### Task prompt
Scan the data for "разработчиков" and copy the lines it appears in.

### Material provided

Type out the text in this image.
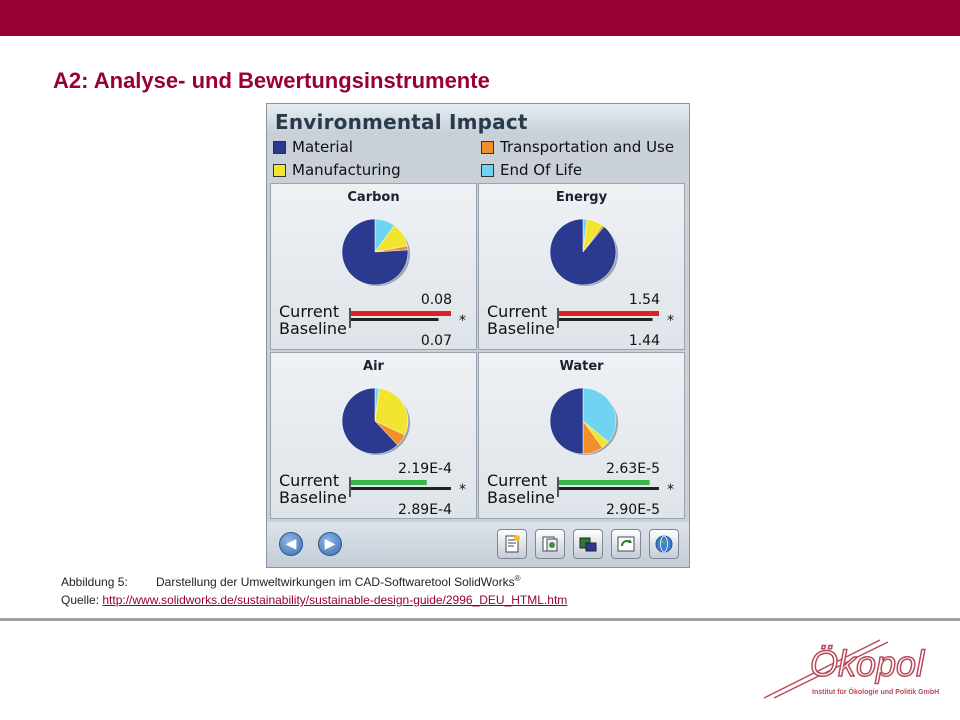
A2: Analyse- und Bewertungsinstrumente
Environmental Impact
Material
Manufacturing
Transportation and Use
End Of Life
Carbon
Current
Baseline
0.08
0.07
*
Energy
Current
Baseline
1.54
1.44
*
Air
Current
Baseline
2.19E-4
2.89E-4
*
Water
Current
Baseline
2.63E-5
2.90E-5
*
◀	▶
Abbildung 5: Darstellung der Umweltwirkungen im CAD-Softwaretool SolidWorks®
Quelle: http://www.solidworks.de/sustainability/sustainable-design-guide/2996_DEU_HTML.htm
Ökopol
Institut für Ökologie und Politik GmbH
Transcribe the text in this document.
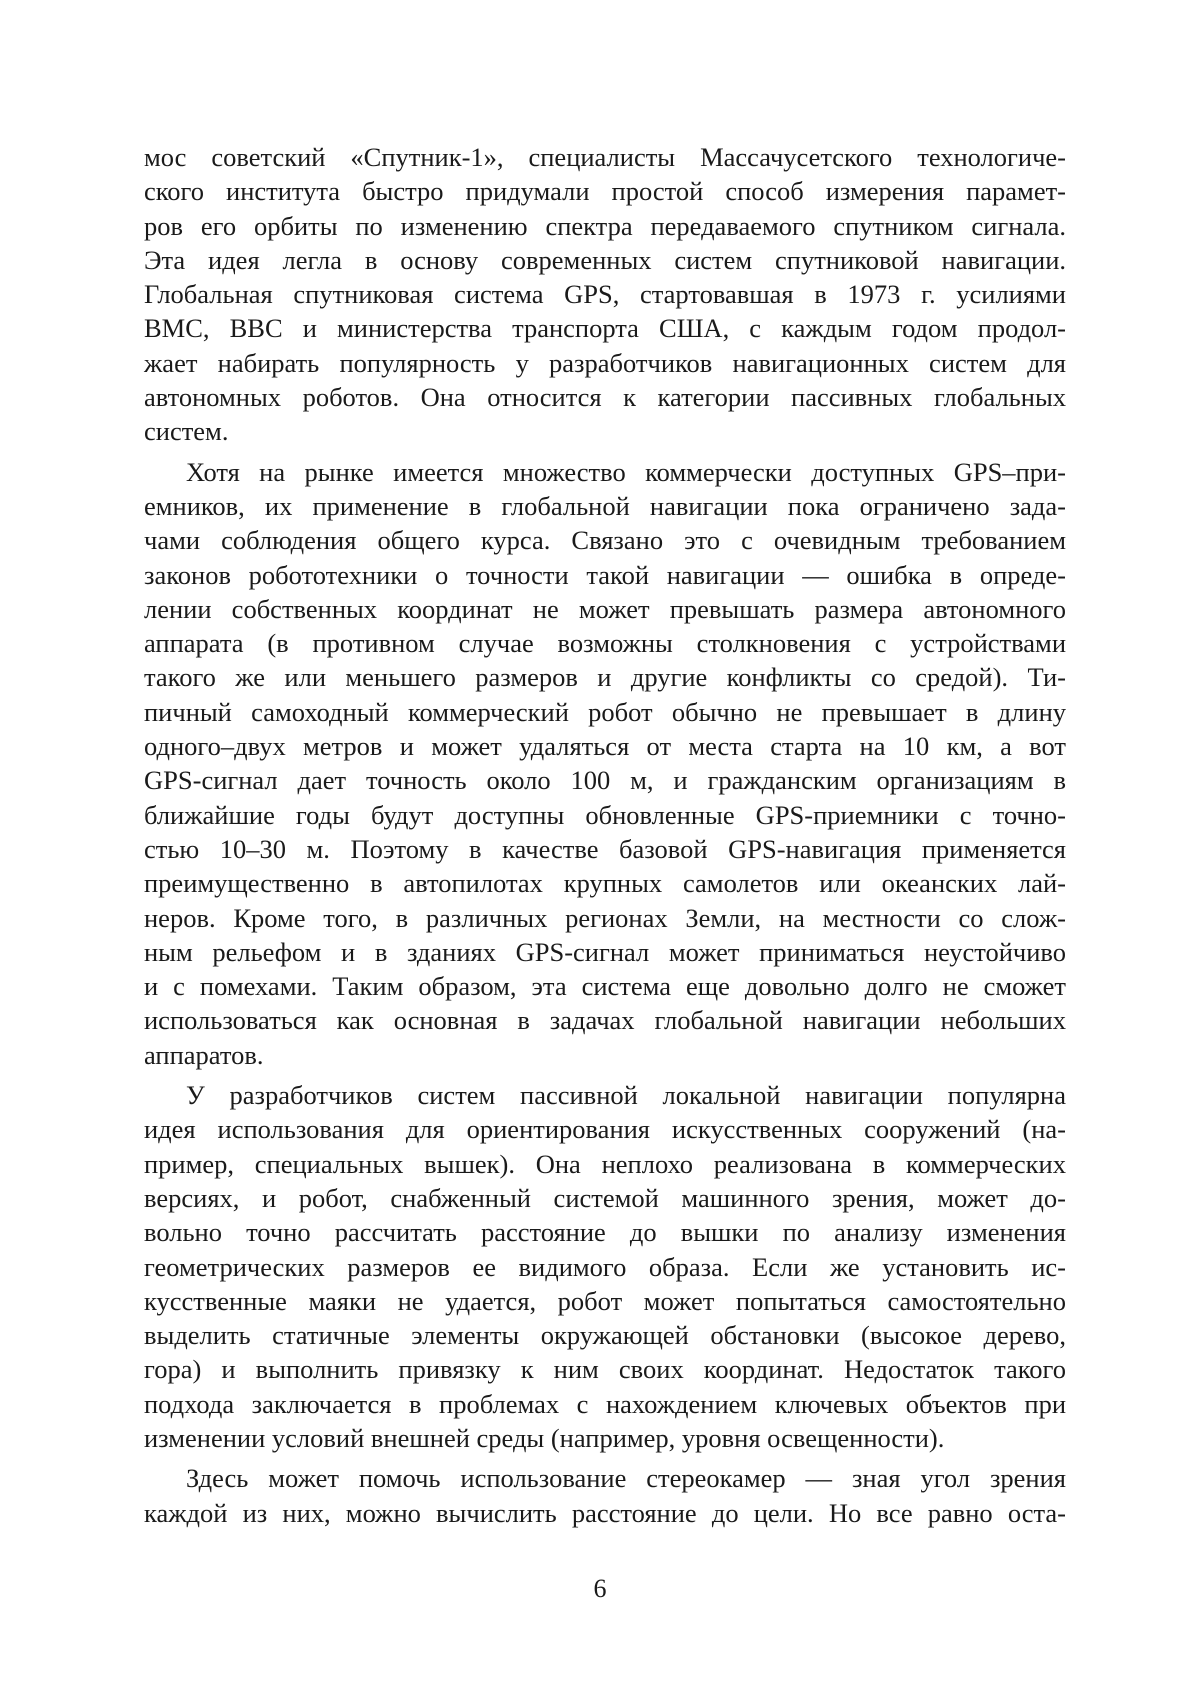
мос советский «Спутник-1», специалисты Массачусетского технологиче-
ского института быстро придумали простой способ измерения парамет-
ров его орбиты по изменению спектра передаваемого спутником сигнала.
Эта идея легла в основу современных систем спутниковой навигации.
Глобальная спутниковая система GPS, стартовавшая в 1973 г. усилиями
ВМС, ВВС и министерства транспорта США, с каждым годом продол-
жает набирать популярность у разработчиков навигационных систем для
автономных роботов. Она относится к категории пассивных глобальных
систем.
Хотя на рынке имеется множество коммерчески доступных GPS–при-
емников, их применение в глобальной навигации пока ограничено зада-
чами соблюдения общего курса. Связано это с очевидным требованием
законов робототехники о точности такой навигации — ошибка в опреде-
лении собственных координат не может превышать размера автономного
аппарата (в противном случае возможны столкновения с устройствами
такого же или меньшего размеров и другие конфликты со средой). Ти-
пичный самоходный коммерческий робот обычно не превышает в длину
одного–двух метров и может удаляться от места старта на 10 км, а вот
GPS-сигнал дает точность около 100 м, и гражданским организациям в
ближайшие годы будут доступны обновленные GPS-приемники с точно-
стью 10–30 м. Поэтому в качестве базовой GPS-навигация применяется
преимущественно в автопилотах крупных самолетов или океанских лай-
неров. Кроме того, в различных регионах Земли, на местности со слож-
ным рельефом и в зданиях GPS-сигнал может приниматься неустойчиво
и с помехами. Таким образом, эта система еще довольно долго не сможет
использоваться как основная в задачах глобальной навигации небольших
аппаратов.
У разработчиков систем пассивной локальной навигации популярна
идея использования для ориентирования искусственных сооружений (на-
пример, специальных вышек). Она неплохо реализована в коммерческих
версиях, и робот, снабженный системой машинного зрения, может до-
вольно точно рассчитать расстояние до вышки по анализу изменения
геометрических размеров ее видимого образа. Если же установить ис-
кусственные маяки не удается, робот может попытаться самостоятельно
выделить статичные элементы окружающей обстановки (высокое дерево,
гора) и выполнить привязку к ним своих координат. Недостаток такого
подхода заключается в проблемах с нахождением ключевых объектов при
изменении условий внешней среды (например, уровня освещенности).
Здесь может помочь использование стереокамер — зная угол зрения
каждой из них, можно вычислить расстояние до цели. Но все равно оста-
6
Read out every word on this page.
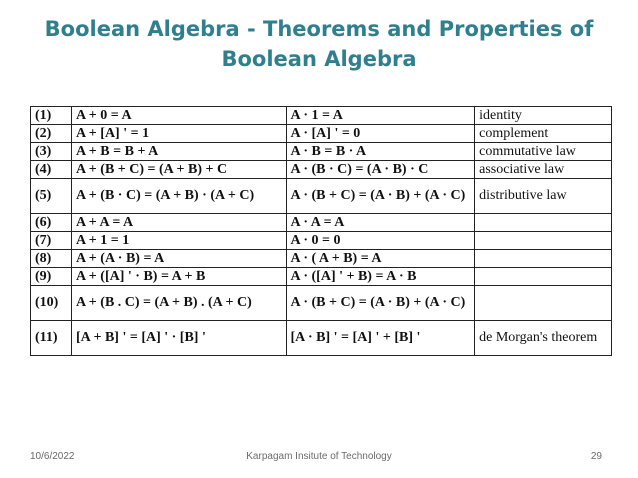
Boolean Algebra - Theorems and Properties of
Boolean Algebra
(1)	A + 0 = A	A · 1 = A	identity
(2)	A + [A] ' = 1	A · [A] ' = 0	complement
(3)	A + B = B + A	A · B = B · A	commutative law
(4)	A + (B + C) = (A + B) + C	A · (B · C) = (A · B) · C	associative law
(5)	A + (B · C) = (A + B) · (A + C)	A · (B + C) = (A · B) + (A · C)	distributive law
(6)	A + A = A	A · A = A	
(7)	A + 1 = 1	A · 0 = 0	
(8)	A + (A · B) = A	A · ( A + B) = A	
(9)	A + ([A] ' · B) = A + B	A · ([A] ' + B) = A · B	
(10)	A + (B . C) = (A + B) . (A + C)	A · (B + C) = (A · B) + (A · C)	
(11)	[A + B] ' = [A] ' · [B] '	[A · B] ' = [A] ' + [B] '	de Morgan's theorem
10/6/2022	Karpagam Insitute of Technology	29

### In response
жает набирать популярность у разработчиков навигационных систем для
У разработчиков систем пассивной локальной навигации популярна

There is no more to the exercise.